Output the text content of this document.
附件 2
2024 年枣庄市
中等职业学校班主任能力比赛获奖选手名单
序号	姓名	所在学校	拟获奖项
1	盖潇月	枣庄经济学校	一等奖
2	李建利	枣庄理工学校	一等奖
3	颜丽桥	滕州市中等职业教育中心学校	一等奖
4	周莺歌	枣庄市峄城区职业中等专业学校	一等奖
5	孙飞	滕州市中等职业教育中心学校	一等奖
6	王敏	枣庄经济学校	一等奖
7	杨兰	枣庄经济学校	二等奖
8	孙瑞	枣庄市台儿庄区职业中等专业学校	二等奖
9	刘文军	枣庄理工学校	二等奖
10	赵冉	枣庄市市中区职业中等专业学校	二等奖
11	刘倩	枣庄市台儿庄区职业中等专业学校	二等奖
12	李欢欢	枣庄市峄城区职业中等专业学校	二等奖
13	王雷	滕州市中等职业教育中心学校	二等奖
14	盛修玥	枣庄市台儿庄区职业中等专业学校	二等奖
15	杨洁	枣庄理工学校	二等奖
----------
What you will do —
Going through the data, tally the lines containing "枣庄市台儿庄区职业中等专业学校" and report only the result.

Result of this task —
3